Data items:
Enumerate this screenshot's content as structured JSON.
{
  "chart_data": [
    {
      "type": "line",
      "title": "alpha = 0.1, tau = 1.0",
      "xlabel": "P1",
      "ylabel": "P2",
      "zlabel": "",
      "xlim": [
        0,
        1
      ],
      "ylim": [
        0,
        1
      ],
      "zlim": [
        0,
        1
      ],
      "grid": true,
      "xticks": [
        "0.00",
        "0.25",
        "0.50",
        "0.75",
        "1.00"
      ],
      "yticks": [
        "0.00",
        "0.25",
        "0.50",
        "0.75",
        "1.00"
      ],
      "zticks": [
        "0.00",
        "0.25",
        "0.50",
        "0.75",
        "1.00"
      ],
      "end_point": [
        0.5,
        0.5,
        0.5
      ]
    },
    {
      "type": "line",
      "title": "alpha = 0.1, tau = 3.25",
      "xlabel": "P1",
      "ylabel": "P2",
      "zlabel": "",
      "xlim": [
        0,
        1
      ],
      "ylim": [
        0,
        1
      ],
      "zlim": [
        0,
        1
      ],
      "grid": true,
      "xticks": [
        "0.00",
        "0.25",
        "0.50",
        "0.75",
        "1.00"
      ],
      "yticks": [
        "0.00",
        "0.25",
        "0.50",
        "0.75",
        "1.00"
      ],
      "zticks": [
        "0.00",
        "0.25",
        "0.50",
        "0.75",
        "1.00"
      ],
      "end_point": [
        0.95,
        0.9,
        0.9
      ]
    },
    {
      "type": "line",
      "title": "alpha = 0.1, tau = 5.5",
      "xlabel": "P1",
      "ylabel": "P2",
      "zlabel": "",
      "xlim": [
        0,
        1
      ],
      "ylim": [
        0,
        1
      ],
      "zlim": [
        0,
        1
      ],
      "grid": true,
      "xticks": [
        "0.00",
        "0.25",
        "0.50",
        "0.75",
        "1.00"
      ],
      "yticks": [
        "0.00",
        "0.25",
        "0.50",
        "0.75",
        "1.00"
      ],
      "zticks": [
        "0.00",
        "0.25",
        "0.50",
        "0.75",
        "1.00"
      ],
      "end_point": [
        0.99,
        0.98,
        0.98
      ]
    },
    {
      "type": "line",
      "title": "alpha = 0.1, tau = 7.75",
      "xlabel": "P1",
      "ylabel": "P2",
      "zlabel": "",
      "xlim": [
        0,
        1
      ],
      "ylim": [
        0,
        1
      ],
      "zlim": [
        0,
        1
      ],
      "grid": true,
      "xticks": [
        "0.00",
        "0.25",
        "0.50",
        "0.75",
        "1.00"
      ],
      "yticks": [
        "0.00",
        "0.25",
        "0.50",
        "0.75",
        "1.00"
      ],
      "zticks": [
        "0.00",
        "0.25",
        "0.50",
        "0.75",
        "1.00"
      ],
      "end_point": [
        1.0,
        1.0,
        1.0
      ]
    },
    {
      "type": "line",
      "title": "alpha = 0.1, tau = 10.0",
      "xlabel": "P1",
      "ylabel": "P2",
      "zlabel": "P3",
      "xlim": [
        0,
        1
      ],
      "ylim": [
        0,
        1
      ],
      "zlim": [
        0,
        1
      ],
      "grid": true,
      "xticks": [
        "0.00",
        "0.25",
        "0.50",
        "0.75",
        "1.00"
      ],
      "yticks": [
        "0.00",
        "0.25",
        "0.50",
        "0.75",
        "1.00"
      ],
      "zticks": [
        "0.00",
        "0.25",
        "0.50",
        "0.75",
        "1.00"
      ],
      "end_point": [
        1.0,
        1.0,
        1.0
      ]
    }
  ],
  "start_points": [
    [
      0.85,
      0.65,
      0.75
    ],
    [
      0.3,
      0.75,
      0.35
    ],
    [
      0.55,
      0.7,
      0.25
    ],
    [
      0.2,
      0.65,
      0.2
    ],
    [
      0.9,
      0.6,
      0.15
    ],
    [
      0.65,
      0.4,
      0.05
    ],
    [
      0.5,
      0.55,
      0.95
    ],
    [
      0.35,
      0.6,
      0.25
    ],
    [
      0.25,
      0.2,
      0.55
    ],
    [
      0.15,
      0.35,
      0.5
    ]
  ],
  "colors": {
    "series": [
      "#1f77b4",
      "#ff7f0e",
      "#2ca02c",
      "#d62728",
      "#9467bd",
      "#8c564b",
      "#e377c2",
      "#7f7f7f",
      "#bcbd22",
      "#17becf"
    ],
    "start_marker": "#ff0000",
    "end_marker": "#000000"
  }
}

Set task - Repeat back the data above, exact to the last character.

Written solution -
Enumerate this screenshot's content as structured JSON.
{
  "chart_data": [
    {
      "type": "line",
      "title": "alpha = 0.1, tau = 1.0",
      "xlabel": "P1",
      "ylabel": "P2",
      "zlabel": "",
      "xlim": [
        0,
        1
      ],
      "ylim": [
        0,
        1
      ],
      "zlim": [
        0,
        1
      ],
      "grid": true,
      "xticks": [
        "0.00",
        "0.25",
        "0.50",
        "0.75",
        "1.00"
      ],
      "yticks": [
        "0.00",
        "0.25",
        "0.50",
        "0.75",
        "1.00"
      ],
      "zticks": [
        "0.00",
        "0.25",
        "0.50",
        "0.75",
        "1.00"
      ],
      "end_point": [
        0.5,
        0.5,
        0.5
      ]
    },
    {
      "type": "line",
      "title": "alpha = 0.1, tau = 3.25",
      "xlabel": "P1",
      "ylabel": "P2",
      "zlabel": "",
      "xlim": [
        0,
        1
      ],
      "ylim": [
        0,
        1
      ],
      "zlim": [
        0,
        1
      ],
      "grid": true,
      "xticks": [
        "0.00",
        "0.25",
        "0.50",
        "0.75",
        "1.00"
      ],
      "yticks": [
        "0.00",
        "0.25",
        "0.50",
        "0.75",
        "1.00"
      ],
      "zticks": [
        "0.00",
        "0.25",
        "0.50",
        "0.75",
        "1.00"
      ],
      "end_point": [
        0.95,
        0.9,
        0.9
      ]
    },
    {
      "type": "line",
      "title": "alpha = 0.1, tau = 5.5",
      "xlabel": "P1",
      "ylabel": "P2",
      "zlabel": "",
      "xlim": [
        0,
        1
      ],
      "ylim": [
        0,
        1
      ],
      "zlim": [
        0,
        1
      ],
      "grid": true,
      "xticks": [
        "0.00",
        "0.25",
        "0.50",
        "0.75",
        "1.00"
      ],
      "yticks": [
        "0.00",
        "0.25",
        "0.50",
        "0.75",
        "1.00"
      ],
      "zticks": [
        "0.00",
        "0.25",
        "0.50",
        "0.75",
        "1.00"
      ],
      "end_point": [
        0.99,
        0.98,
        0.98
      ]
    },
    {
      "type": "line",
      "title": "alpha = 0.1, tau = 7.75",
      "xlabel": "P1",
      "ylabel": "P2",
      "zlabel": "",
      "xlim": [
        0,
        1
      ],
      "ylim": [
        0,
        1
      ],
      "zlim": [
        0,
        1
      ],
      "grid": true,
      "xticks": [
        "0.00",
        "0.25",
        "0.50",
        "0.75",
        "1.00"
      ],
      "yticks": [
        "0.00",
        "0.25",
        "0.50",
        "0.75",
        "1.00"
      ],
      "zticks": [
        "0.00",
        "0.25",
        "0.50",
        "0.75",
        "1.00"
      ],
      "end_point": [
        1.0,
        1.0,
        1.0
      ]
    },
    {
      "type": "line",
      "title": "alpha = 0.1, tau = 10.0",
      "xlabel": "P1",
      "ylabel": "P2",
      "zlabel": "P3",
      "xlim": [
        0,
        1
      ],
      "ylim": [
        0,
        1
      ],
      "zlim": [
        0,
        1
      ],
      "grid": true,
      "xticks": [
        "0.00",
        "0.25",
        "0.50",
        "0.75",
        "1.00"
      ],
      "yticks": [
        "0.00",
        "0.25",
        "0.50",
        "0.75",
        "1.00"
      ],
      "zticks": [
        "0.00",
        "0.25",
        "0.50",
        "0.75",
        "1.00"
      ],
      "end_point": [
        1.0,
        1.0,
        1.0
      ]
    }
  ],
  "start_points": [
    [
      0.85,
      0.65,
      0.75
    ],
    [
      0.3,
      0.75,
      0.35
    ],
    [
      0.55,
      0.7,
      0.25
    ],
    [
      0.2,
      0.65,
      0.2
    ],
    [
      0.9,
      0.6,
      0.15
    ],
    [
      0.65,
      0.4,
      0.05
    ],
    [
      0.5,
      0.55,
      0.95
    ],
    [
      0.35,
      0.6,
      0.25
    ],
    [
      0.25,
      0.2,
      0.55
    ],
    [
      0.15,
      0.35,
      0.5
    ]
  ],
  "colors": {
    "series": [
      "#1f77b4",
      "#ff7f0e",
      "#2ca02c",
      "#d62728",
      "#9467bd",
      "#8c564b",
      "#e377c2",
      "#7f7f7f",
      "#bcbd22",
      "#17becf"
    ],
    "start_marker": "#ff0000",
    "end_marker": "#000000"
  }
}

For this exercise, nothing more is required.